TASK DESCRIPTION: Each entry must appear again exactly as it does in the source.

Extracted records
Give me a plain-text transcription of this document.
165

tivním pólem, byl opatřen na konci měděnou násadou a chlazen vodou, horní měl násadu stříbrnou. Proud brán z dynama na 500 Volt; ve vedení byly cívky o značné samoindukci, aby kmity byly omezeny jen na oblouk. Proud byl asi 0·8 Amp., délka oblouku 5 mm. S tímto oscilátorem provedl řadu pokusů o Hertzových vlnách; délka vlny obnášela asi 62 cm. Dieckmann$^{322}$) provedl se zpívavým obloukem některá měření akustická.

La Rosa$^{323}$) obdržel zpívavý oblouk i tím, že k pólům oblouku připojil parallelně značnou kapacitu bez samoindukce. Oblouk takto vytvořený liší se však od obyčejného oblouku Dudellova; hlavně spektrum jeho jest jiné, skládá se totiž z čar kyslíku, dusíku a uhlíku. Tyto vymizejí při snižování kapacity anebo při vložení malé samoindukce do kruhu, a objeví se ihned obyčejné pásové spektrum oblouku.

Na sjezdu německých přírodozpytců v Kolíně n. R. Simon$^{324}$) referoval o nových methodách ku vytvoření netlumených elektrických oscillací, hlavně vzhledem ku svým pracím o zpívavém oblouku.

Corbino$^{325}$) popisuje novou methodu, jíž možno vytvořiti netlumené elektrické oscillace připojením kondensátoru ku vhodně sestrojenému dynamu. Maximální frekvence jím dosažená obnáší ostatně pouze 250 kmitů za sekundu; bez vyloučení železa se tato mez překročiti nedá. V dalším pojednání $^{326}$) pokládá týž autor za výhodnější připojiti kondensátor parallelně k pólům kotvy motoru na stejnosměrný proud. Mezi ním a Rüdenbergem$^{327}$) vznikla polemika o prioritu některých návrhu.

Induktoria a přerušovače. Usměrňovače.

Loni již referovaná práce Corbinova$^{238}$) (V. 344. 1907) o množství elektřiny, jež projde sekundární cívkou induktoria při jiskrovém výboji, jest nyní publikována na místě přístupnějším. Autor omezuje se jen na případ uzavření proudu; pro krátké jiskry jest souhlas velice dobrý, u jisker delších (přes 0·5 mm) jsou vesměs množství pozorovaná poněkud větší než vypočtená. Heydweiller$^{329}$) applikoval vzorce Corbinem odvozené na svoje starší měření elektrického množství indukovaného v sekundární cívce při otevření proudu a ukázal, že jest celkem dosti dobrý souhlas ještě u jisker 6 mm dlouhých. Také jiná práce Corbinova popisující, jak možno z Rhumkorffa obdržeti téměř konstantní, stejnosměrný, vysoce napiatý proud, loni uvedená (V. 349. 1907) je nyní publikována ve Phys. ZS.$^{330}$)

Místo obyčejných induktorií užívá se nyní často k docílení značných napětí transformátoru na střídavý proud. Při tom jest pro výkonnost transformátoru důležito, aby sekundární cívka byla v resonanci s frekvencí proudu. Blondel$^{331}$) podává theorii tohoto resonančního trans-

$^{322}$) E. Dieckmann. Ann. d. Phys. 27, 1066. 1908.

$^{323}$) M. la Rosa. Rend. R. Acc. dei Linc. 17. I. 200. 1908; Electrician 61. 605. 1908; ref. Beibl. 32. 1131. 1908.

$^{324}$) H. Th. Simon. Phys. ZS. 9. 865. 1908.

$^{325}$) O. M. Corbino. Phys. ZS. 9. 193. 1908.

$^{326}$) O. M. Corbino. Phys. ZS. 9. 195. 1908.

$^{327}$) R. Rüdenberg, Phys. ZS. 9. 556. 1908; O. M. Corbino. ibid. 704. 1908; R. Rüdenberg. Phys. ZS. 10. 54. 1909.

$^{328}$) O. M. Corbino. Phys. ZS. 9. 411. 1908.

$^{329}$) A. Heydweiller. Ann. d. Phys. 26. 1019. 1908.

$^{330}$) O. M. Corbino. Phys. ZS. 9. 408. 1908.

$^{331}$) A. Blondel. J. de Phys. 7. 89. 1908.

WRITTEN SOLUTION:
Give me a plain-text transcription of this document.
165

tivním pólem, byl opatřen na konci měděnou násadou a chlazen vodou, horní měl násadu stříbrnou. Proud brán z dynama na 500 Volt; ve vedení byly cívky o značné samoindukci, aby kmity byly omezeny jen na oblouk. Proud byl asi 0·8 Amp., délka oblouku 5 mm. S tímto oscilátorem provedl řadu pokusů o Hertzových vlnách; délka vlny obnášela asi 62 cm. Dieckmann$^{322}$) provedl se zpívavým obloukem některá měření akustická.

La Rosa$^{323}$) obdržel zpívavý oblouk i tím, že k pólům oblouku připojil parallelně značnou kapacitu bez samoindukce. Oblouk takto vytvořený liší se však od obyčejného oblouku Dudellova; hlavně spektrum jeho jest jiné, skládá se totiž z čar kyslíku, dusíku a uhlíku. Tyto vymizejí při snižování kapacity anebo při vložení malé samoindukce do kruhu, a objeví se ihned obyčejné pásové spektrum oblouku.

Na sjezdu německých přírodozpytců v Kolíně n. R. Simon$^{324}$) referoval o nových methodách ku vytvoření netlumených elektrických oscillací, hlavně vzhledem ku svým pracím o zpívavém oblouku.

Corbino$^{325}$) popisuje novou methodu, jíž možno vytvořiti netlumené elektrické oscillace připojením kondensátoru ku vhodně sestrojenému dynamu. Maximální frekvence jím dosažená obnáší ostatně pouze 250 kmitů za sekundu; bez vyloučení železa se tato mez překročiti nedá. V dalším pojednání $^{326}$) pokládá týž autor za výhodnější připojiti kondensátor parallelně k pólům kotvy motoru na stejnosměrný proud. Mezi ním a Rüdenbergem$^{327}$) vznikla polemika o prioritu některých návrhu.

Induktoria a přerušovače. Usměrňovače.

Loni již referovaná práce Corbinova$^{238}$) (V. 344. 1907) o množství elektřiny, jež projde sekundární cívkou induktoria při jiskrovém výboji, jest nyní publikována na místě přístupnějším. Autor omezuje se jen na případ uzavření proudu; pro krátké jiskry jest souhlas velice dobrý, u jisker delších (přes 0·5 mm) jsou vesměs množství pozorovaná poněkud větší než vypočtená. Heydweiller$^{329}$) applikoval vzorce Corbinem odvozené na svoje starší měření elektrického množství indukovaného v sekundární cívce při otevření proudu a ukázal, že jest celkem dosti dobrý souhlas ještě u jisker 6 mm dlouhých. Také jiná práce Corbinova popisující, jak možno z Rhumkorffa obdržeti téměř konstantní, stejnosměrný, vysoce napiatý proud, loni uvedená (V. 349. 1907) je nyní publikována ve Phys. ZS.$^{330}$)

Místo obyčejných induktorií užívá se nyní často k docílení značných napětí transformátoru na střídavý proud. Při tom jest pro výkonnost transformátoru důležito, aby sekundární cívka byla v resonanci s frekvencí proudu. Blondel$^{331}$) podává theorii tohoto resonančního trans-

$^{322}$) E. Dieckmann. Ann. d. Phys. 27, 1066. 1908.

$^{323}$) M. la Rosa. Rend. R. Acc. dei Linc. 17. I. 200. 1908; Electrician 61. 605. 1908; ref. Beibl. 32. 1131. 1908.

$^{324}$) H. Th. Simon. Phys. ZS. 9. 865. 1908.

$^{325}$) O. M. Corbino. Phys. ZS. 9. 193. 1908.

$^{326}$) O. M. Corbino. Phys. ZS. 9. 195. 1908.

$^{327}$) R. Rüdenberg, Phys. ZS. 9. 556. 1908; O. M. Corbino. ibid. 704. 1908; R. Rüdenberg. Phys. ZS. 10. 54. 1909.

$^{328}$) O. M. Corbino. Phys. ZS. 9. 411. 1908.

$^{329}$) A. Heydweiller. Ann. d. Phys. 26. 1019. 1908.

$^{330}$) O. M. Corbino. Phys. ZS. 9. 408. 1908.

$^{331}$) A. Blondel. J. de Phys. 7. 89. 1908.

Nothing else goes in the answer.